- _Task objective_: Copy every line that mentions the word "screenshot".

Records
•••

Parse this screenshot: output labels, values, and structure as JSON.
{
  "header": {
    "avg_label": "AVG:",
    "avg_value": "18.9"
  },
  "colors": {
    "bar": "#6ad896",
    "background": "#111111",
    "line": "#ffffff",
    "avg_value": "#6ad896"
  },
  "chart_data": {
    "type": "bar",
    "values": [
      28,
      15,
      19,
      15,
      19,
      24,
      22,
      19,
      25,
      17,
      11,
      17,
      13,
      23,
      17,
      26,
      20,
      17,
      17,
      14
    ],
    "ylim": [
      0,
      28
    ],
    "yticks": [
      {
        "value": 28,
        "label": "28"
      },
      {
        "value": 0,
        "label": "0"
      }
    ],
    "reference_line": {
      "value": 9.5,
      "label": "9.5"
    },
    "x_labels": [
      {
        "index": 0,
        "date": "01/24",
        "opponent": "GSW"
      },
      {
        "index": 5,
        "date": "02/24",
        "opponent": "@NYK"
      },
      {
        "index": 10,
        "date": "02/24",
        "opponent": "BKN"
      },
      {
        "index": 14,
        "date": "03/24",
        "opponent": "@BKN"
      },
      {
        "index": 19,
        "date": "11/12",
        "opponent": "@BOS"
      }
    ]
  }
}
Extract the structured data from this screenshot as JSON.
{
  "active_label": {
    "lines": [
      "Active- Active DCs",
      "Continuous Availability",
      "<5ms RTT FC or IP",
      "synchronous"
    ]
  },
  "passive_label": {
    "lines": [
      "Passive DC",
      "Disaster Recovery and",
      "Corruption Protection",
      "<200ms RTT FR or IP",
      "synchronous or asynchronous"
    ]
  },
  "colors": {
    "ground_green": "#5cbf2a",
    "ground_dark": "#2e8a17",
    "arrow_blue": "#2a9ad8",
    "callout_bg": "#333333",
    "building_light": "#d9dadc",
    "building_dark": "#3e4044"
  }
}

•••

- _Final result_:
Parse this screenshot: output labels, values, and structure as JSON.
Extract the structured data from this screenshot as JSON.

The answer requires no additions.